Brief>
In the data below, find every line that has the string "Pacific", and copy it.

Data shown>
---*---

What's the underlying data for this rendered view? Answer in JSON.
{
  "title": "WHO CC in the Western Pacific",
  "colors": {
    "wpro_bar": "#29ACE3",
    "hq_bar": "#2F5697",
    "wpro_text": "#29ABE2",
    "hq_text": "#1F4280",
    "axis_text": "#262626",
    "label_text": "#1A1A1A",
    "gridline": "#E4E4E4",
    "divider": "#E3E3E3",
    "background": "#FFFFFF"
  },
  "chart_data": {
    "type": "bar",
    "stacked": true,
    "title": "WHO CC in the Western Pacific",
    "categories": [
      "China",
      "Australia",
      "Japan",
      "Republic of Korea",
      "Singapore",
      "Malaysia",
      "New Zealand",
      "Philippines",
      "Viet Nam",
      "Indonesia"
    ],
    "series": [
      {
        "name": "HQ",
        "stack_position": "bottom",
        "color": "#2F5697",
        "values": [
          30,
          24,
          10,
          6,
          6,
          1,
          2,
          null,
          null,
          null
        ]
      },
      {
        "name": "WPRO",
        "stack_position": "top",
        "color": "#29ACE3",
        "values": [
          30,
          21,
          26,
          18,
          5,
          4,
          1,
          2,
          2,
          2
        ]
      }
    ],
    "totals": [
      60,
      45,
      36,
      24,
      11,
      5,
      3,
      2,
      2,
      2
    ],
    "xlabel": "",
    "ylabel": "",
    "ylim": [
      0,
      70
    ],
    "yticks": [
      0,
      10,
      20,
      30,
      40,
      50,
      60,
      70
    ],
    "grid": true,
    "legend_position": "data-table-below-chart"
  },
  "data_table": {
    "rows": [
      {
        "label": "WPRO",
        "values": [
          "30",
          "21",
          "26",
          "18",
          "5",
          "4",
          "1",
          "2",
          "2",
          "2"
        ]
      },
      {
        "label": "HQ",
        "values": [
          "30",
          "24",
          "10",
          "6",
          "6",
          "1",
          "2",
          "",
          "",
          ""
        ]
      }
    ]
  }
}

---*---

Response for this exercise>
  "title": "WHO CC in the Western Pacific",
    "title": "WHO CC in the Western Pacific",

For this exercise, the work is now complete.